Gib bitte den Abschnitt des Breakdance-Artikels wieder, der mit den Worten „Breaking Magdeburger B-Boys“ beginnt und mit „in den Startlöchern.“ endet, und tausche dabei „Startlöchern“ gegen „Startblöcken“.

**Vorliegender Text:**
○ ○ ○ ○

Breaking Magdeburger B-Boys wollen zu Olympia
Die Hip-Hop-Tanzform Breakdance soll 2024 in Paris Olympia-Premiere feiern. Der Magdeburger Nachwuchs steht in den Startlöchern.
Magdeburg l Cool! In fünf Jahren sollen hippe Tänzer Paris begeistern. Zwar steht das endgültige „Go to Olympia“ noch aus, doch es gilt als ausgemachte Sache, dass Breakdance – die Tanzsportszene spricht vom Breaking – 2024 zum olympischen Programm gehört. Und das nicht etwa „nur“ als Demonstrations- sportart. Nein! Es soll richtig um Gold, Silber und Bronze „gebattelt“ werden.

○ ○ ○ ○

**Datensatz:**

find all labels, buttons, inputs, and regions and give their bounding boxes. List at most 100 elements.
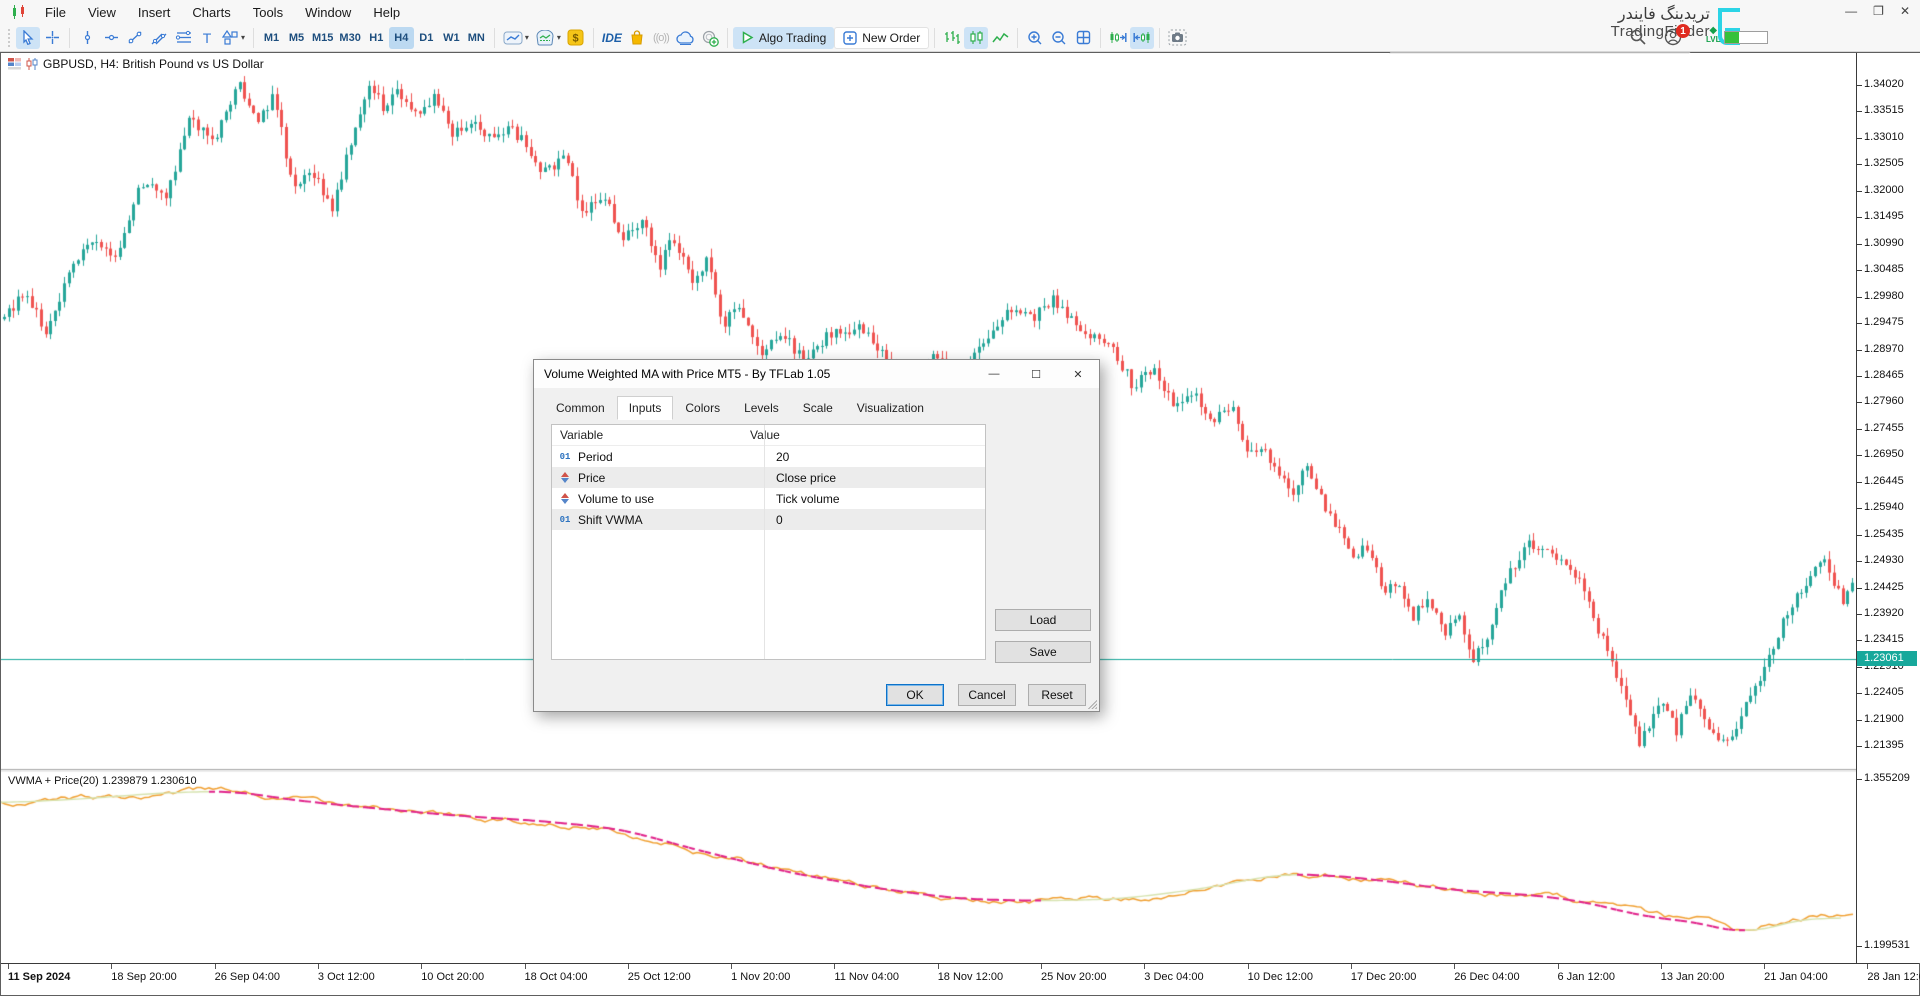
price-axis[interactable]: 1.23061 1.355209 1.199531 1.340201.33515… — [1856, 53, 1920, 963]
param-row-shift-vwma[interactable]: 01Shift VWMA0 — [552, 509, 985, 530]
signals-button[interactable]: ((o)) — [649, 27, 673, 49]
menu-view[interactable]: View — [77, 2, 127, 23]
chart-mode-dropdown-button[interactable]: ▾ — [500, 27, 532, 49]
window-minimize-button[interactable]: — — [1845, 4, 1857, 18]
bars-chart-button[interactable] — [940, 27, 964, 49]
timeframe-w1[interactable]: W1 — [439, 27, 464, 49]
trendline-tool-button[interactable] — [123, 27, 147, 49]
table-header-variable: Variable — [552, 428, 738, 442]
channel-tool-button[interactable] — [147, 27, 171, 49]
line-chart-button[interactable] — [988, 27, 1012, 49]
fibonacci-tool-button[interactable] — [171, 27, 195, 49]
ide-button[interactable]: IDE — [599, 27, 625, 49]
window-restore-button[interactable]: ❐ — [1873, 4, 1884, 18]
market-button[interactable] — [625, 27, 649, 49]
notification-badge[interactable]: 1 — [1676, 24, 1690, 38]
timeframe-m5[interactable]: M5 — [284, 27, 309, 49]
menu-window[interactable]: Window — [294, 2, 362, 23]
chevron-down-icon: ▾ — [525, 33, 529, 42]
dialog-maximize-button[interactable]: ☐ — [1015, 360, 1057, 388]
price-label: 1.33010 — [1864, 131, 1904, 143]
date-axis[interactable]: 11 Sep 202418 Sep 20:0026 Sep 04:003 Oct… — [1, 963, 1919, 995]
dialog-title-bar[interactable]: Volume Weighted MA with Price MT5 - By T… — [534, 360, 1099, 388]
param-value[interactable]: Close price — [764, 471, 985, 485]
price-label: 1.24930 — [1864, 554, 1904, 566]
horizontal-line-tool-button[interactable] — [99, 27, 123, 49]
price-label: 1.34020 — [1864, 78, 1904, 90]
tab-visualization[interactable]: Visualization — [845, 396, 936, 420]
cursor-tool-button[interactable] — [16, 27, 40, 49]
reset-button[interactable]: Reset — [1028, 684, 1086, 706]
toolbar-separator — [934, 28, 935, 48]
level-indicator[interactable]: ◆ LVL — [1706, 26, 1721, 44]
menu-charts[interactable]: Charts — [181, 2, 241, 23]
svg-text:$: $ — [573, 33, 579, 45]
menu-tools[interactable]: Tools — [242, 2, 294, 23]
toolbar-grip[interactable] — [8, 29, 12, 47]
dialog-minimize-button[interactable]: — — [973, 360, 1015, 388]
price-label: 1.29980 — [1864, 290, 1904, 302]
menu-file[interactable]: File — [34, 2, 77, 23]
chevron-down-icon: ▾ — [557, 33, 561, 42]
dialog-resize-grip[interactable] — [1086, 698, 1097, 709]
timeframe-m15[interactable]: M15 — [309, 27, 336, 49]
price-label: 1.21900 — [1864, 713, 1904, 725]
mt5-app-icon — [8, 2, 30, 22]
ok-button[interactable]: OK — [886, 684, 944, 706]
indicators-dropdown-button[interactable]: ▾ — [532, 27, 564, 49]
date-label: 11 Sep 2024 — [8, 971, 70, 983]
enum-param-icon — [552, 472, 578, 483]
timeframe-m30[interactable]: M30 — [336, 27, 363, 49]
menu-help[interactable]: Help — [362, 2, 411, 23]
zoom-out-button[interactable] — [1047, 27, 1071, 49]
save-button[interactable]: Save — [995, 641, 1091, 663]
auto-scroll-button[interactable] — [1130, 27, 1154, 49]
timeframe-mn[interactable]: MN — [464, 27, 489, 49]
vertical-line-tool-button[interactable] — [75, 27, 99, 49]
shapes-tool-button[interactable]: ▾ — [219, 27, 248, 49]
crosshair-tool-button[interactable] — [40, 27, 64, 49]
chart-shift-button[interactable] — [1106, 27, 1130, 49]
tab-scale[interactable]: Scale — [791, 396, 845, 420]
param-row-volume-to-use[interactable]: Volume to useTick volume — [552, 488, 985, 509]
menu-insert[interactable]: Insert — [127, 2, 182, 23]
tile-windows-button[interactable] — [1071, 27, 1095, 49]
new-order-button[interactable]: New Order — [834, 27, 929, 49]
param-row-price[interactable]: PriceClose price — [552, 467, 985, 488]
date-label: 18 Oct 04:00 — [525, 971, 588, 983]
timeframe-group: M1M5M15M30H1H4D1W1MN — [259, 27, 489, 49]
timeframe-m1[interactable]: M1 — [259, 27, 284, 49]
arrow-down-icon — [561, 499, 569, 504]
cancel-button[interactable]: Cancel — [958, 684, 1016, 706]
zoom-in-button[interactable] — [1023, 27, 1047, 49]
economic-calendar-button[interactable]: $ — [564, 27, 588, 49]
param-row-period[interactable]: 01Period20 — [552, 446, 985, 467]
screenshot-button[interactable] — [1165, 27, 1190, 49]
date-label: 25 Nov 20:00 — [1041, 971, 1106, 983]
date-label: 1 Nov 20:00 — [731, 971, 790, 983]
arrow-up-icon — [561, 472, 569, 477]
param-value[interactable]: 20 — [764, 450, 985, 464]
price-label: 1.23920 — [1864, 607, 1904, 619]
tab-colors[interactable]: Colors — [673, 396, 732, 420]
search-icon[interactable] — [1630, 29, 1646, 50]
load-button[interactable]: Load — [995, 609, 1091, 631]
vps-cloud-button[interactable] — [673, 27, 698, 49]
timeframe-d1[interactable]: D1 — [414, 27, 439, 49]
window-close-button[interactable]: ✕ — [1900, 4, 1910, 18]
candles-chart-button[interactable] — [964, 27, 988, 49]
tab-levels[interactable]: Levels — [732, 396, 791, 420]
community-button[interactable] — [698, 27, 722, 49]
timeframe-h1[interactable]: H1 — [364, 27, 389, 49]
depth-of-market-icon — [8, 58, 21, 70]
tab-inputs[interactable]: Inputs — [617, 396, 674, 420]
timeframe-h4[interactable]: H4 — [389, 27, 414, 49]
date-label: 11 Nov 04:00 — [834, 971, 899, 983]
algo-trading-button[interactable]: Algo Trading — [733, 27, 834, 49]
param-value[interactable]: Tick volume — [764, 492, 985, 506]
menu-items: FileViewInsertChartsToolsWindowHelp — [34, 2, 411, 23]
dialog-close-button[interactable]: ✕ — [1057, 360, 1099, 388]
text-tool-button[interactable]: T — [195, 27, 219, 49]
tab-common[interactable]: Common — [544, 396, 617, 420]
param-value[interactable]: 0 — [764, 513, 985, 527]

○ ○ ○ ○

**Richtige Lösung:**
Breaking Magdeburger B-Boys wollen zu Olympia
Die Hip-Hop-Tanzform Breakdance soll 2024 in Paris Olympia-Premiere feiern. Der Magdeburger Nachwuchs steht in den Startblöcken.